→ Written problem: Find the string "covered" in the entries and copy each line that has it.

→ Supplied material:

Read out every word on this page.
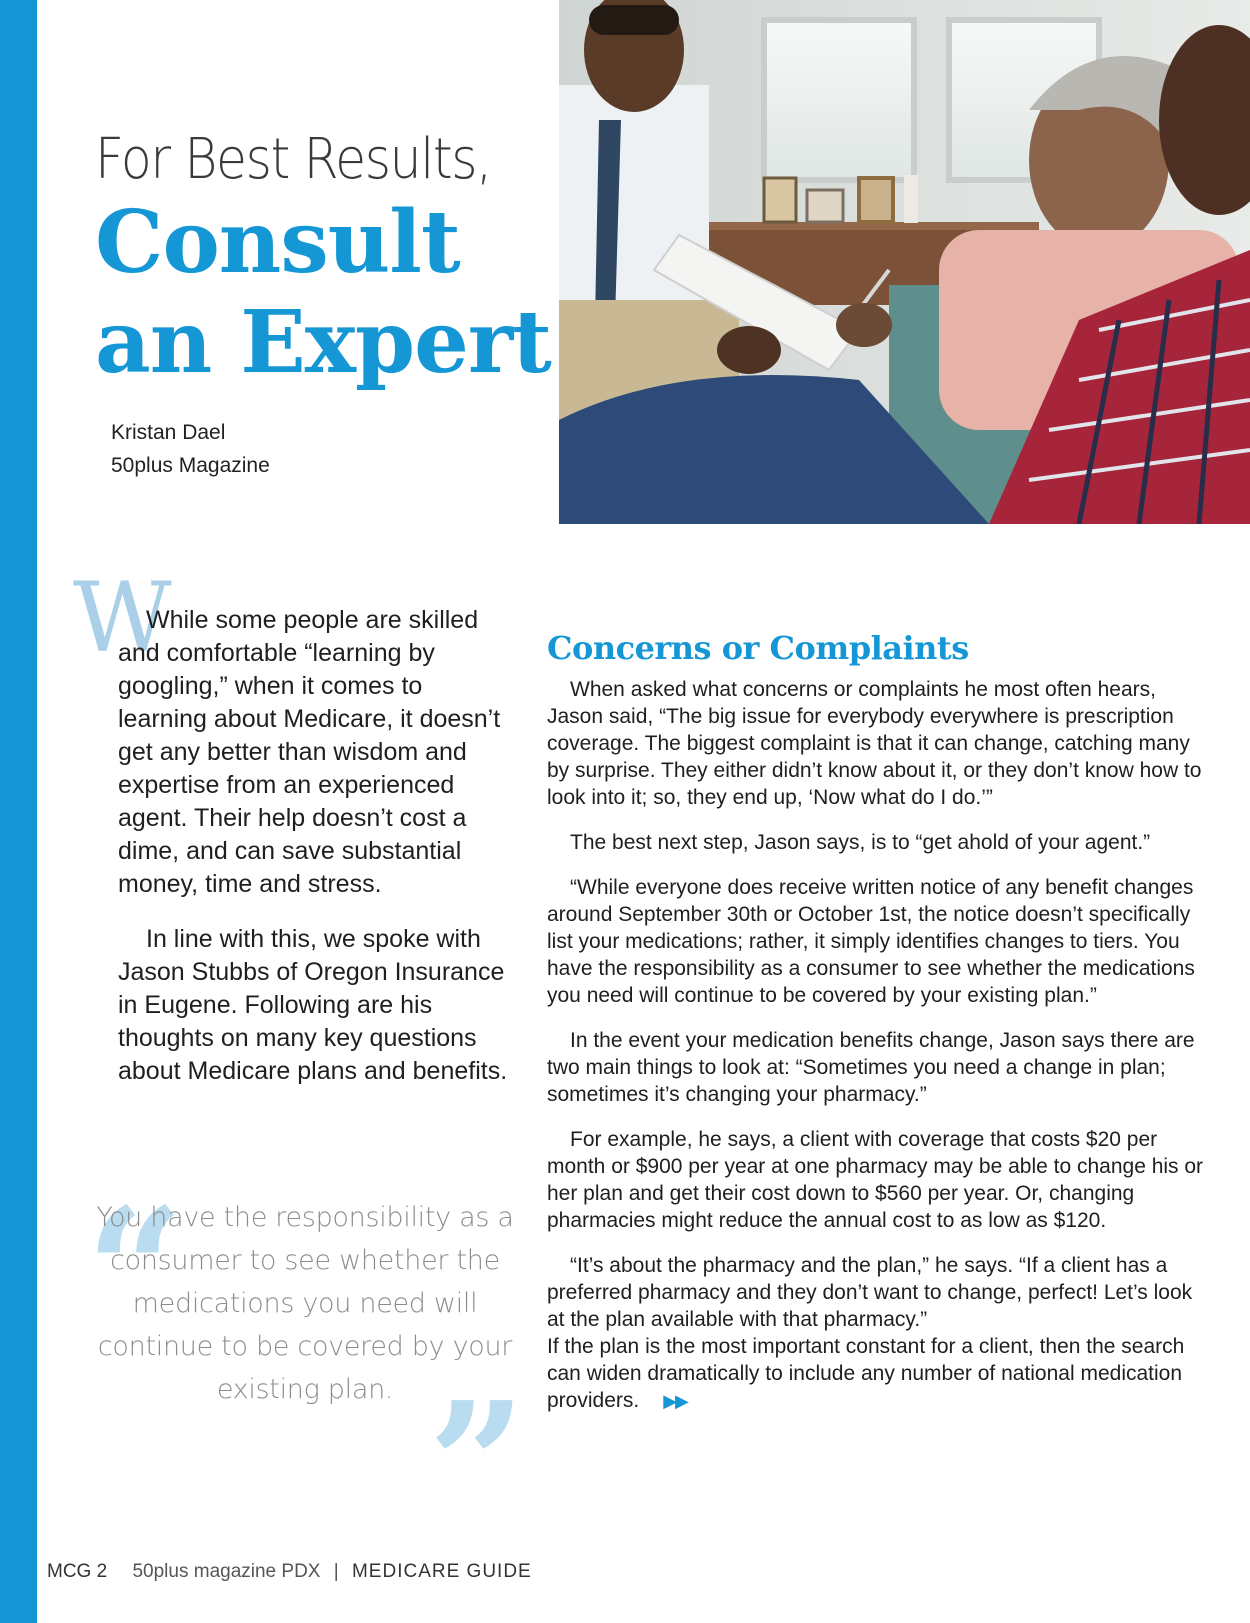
For Best Results,
Consult
an Expert
Kristan Dael
50plus Magazine
W

While some people are skilled and comfortable “learning by googling,” when it comes to learning about Medicare, it doesn’t get any better than wisdom and expertise from an experienced agent. Their help doesn’t cost a dime, and can save substantial money, time and stress.

In line with this, we spoke with Jason Stubbs of Oregon Insurance in Eugene. Following are his thoughts on many key questions about Medicare plans and benefits.

“
You have the responsibility as a consumer to see whether the medications you need will continue to be covered by your existing plan. ”
Concerns or Complaints

When asked what concerns or complaints he most often hears, Jason said, “The big issue for everybody everywhere is prescription coverage. The biggest complaint is that it can change, catching many by surprise. They either didn’t know about it, or they don’t know how to look into it; so, they end up, ‘Now what do I do.’”

The best next step, Jason says, is to “get ahold of your agent.”

“While everyone does receive written notice of any benefit changes around September 30th or October 1st, the notice doesn’t specifically list your medications; rather, it simply identifies changes to tiers. You have the responsibility as a consumer to see whether the medications you need will continue to be covered by your existing plan.”

In the event your medication benefits change, Jason says there are two main things to look at: “Sometimes you need a change in plan; sometimes it’s changing your pharmacy.”

For example, he says, a client with coverage that costs $20 per month or $900 per year at one pharmacy may be able to change his or her plan and get their cost down to $560 per year. Or, changing pharmacies might reduce the annual cost to as low as $120.

“It’s about the pharmacy and the plan,” he says. “If a client has a preferred pharmacy and they don’t want to change, perfect! Let’s look at the plan available with that pharmacy.”

If the plan is the most important constant for a client, then the search can widen dramatically to include any number of national medication providers. ▶▶

MCG 2 50plus magazine PDX | MEDICARE GUIDE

→ Exercise output:
You have the responsibility as a consumer to see whether the medications you need will continue to be covered by your existing plan. ”
“While everyone does receive written notice of any benefit changes around September 30th or October 1st, the notice doesn’t specifically list your medications; rather, it simply identifies changes to tiers. You have the responsibility as a consumer to see whether the medications you need will continue to be covered by your existing plan.”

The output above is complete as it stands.